(Exercise goal)
In the data below, locate each line with the word "азыцы" and list it.
— begin Data lines —
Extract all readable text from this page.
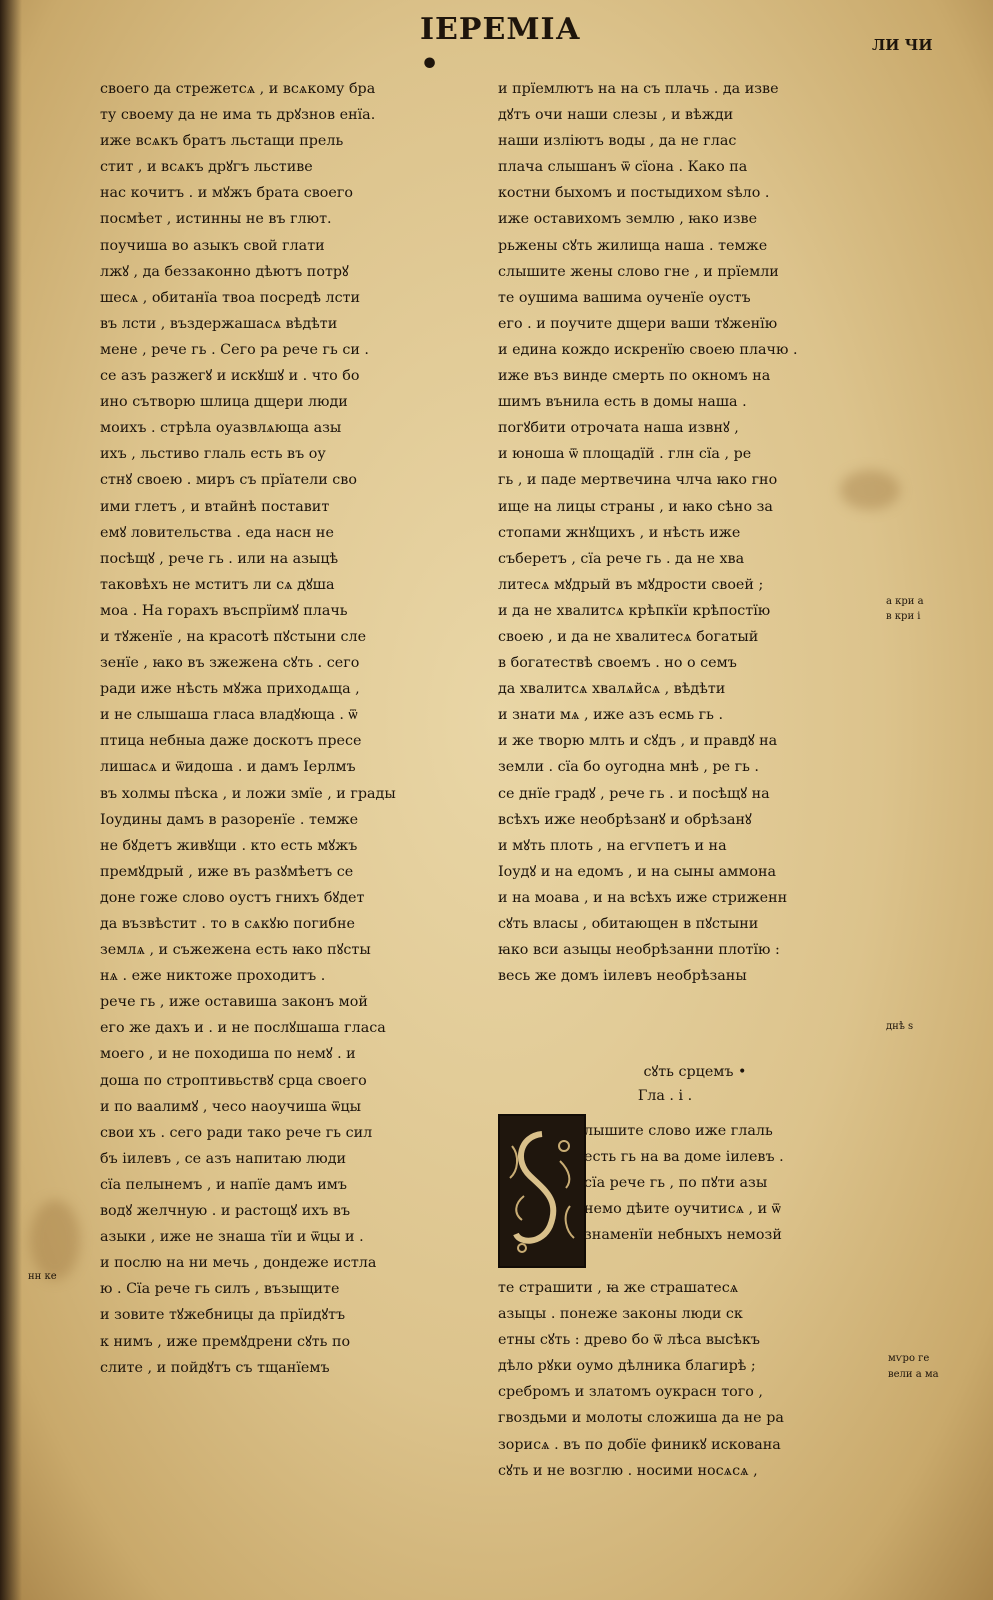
ІЕРЕМІА •
ЛИ ЧИ
своего да стрежетсѧ , и всѧкому бра
ту своему да не има ть дрꙋзнов енїа.
иже всѧкъ братъ льстащи прель
стит , и всѧкъ дрꙋгъ льстиве
нас кочитъ . и мꙋжъ брата своего
посмѣет , истинны не въ глют.
поучиша во азыкъ свой глати
лжꙋ , да беззаконно дѣютъ потрꙋ
шесѧ , обитанїа твоа посредѣ лсти
въ лсти , въздержашасѧ вѣдѣти
мене , рече гь . Сего ра рече гь си .
се азъ разжегꙋ и искꙋшꙋ и . что бо
ино сътворю шлица дщери люди
моихъ . стрѣла оуазвлѧюща азы
ихъ , льстиво глаль есть въ оу
стнꙋ своею . миръ съ прїатели сво
ими глетъ , и втайнѣ поставит
емꙋ ловительства . еда насн не
посѣщꙋ , рече гь . или на азыцѣ
таковѣхъ не мститъ ли сѧ дꙋша
моа . На горахъ въспрїимꙋ плачь
и тꙋженїе , на красотѣ пꙋстыни сле
зенїе , ꙗко въ зжежена сꙋть . сего
ради иже нѣсть мꙋжа приходѧща ,
и не слышаша гласа владꙋюща . ѿ
птица небныа даже доскотъ пресе
лишасѧ и ѿидоша . и дамъ Іерлмъ
въ холмы пѣска , и ложи змїе , и грады
Іоудины дамъ в разоренїе . темже
не бꙋдетъ живꙋщи . кто есть мꙋжъ
премꙋдрый , иже въ разꙋмѣетъ се
доне гоже слово оустъ гнихъ бꙋдет
да възвѣстит . то в сѧкꙋю погибне
землѧ , и съжежена есть ꙗко пꙋсты
нѧ . еже никтоже проходитъ .
рече гь , иже оставиша законъ мой
его же дахъ и . и не послꙋшаша гласа
моего , и не походиша по немꙋ . и
доша по строптивьствꙋ срца своего
и по ваалимꙋ , чесо наоучиша ѿцы
свои хъ . сего ради тако рече гь сил
бъ іилевъ , се азъ напитаю люди
сїа пелынемъ , и напїе дамъ имъ
водꙋ желчную . и растощꙋ ихъ въ
азыки , иже не знаша тїи и ѿцы и .
и послю на ни мечь , дондеже истла
ю . Сїа рече гь силъ , възыщите
и зовите тꙋжебницы да прїидꙋтъ
к нимъ , иже премꙋдрени сꙋть по
слите , и пойдꙋтъ съ тщанїемъ
и прїемлютъ на на съ плачь . да изве
дꙋтъ очи наши слезы , и вѣжди
наши изліютъ воды , да не глас
плача слышанъ ѿ сїона . Како па
костни быхомъ и постыдихом ѕѣло .
иже оставихомъ землю , ꙗко изве
рьжены сꙋть жилища наша . темже
слышите жены слово гне , и прїемли
те оушима вашима оученїе оустъ
его . и поучите дщери ваши тꙋженїю
и едина кождо искренїю своею плачю .
иже въз винде смерть по окномъ на
шимъ вънила есть в домы наша .
погꙋбити отрочата наша извнꙋ ,
и юноша ѿ площадїй . глн сїа , ре
гь , и паде мертвечина члча ꙗко гно
ище на лицы страны , и ꙗко сѣно за
стопами жнꙋщихъ , и нѣсть иже
съберетъ , сїа рече гь . да не хва
литесѧ мꙋдрый въ мꙋдрости своей ;
и да не хвалитсѧ крѣпкїи крѣпостїю
своею , и да не хвалитесѧ богатый
в богатествѣ своемъ . но о семъ
да хвалитсѧ хвалѧйсѧ , вѣдѣти
и знати мѧ , иже азъ есмь гь .
и же творю млть и сꙋдъ , и правдꙋ на
земли . сїа бо оугодна мнѣ , ре гь .
се днїе градꙋ , рече гь . и посѣщꙋ на
всѣхъ иже необрѣзанꙋ и обрѣзанꙋ
и мꙋть плоть , на егѵпетъ и на
Іоудꙋ и на едомъ , и на сыны аммона
и на моава , и на всѣхъ иже стриженн
сꙋть власы , обитающен в пꙋстыни
ꙗко вси азыцы необрѣзанни плотїю :
весь же домъ іилевъ необрѣзаны
сꙋть срцемъ •
Гла . і .
лышите слово иже глаль
есть гь на ва доме іилевъ .
сїа рече гь , по пꙋти азы
немо дѣите оучитисѧ , и ѿ
знаменїи небныхъ немозй
те страшити , ꙗ же страшатесѧ
азыцы . понеже законы люди ск
етны сꙋть : древо бо ѿ лѣса высѣкъ
дѣло рꙋки оумо дѣлника благирѣ ;
сребромъ и златомъ оукрасн того ,
гвоздьми и молоты сложиша да не ра
зорисѧ . въ по добїе финикꙋ искована
сꙋть и не возглю . носими носѧсѧ ,
а кри а
в кри і
днѣ ѕ
мѵро ге
вели а ма
нн ке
— end Data lines —
(Response below)
ꙗко вси азыцы необрѣзанни плотїю :
азыцы . понеже законы люди ск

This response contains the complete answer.